| Dataset |
■ ■ ■

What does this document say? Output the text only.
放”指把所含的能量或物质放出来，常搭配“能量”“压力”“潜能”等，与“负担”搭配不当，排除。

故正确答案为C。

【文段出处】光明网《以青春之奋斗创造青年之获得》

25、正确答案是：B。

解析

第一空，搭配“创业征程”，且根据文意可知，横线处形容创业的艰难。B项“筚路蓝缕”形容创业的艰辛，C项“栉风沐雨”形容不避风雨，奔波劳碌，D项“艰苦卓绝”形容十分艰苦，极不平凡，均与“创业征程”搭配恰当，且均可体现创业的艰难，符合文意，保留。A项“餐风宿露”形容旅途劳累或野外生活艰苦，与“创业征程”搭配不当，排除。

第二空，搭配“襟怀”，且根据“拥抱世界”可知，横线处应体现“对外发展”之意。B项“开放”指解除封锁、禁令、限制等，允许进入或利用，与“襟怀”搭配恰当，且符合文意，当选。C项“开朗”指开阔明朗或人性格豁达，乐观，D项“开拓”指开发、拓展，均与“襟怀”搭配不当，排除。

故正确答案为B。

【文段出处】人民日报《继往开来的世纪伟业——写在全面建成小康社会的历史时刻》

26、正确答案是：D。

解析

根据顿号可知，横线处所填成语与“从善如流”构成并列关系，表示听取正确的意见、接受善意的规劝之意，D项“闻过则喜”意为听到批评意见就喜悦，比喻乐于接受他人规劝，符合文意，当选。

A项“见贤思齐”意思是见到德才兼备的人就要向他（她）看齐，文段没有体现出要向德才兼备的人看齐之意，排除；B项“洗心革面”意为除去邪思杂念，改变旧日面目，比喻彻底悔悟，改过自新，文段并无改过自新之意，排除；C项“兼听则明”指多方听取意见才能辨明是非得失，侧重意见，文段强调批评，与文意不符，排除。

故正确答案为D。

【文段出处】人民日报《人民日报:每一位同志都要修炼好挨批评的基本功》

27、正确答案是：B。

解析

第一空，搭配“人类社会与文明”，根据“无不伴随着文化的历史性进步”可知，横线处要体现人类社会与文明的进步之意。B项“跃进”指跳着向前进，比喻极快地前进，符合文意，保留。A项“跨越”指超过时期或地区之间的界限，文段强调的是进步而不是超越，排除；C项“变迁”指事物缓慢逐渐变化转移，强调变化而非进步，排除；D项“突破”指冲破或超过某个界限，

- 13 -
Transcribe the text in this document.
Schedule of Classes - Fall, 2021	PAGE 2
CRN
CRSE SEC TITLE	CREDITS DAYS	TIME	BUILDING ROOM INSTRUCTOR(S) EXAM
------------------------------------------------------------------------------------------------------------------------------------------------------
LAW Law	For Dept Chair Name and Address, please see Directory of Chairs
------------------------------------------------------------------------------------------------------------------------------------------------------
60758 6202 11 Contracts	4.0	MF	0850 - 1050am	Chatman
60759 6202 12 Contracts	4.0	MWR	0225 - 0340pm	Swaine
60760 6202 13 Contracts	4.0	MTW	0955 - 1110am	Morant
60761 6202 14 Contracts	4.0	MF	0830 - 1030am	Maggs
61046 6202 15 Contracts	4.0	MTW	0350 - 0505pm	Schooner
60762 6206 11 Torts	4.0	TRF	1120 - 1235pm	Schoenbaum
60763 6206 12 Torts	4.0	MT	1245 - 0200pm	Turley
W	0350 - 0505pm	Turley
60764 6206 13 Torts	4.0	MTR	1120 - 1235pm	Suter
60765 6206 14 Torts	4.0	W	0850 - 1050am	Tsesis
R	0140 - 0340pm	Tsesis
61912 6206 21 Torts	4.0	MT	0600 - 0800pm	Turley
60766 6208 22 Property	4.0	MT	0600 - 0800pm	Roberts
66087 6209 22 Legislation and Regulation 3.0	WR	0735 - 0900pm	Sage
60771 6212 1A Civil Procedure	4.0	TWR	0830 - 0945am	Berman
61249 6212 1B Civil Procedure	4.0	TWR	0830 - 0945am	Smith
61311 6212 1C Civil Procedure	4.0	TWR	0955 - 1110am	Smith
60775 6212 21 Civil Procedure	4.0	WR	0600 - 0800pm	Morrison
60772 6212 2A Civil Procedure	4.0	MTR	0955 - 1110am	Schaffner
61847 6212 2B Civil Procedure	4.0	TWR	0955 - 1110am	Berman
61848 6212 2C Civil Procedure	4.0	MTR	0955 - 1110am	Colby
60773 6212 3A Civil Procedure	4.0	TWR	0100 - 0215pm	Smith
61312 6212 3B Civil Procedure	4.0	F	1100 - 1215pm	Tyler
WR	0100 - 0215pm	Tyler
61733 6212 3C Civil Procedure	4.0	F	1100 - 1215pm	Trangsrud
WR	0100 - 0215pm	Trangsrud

■ ■ ■

| The task |
Which lines hold the word "Berman"? Copy every one of them.

| Result of this task |
60771 6212 1A Civil Procedure	4.0	TWR	0830 - 0945am	Berman
61847 6212 2B Civil Procedure	4.0	TWR	0955 - 1110am	Berman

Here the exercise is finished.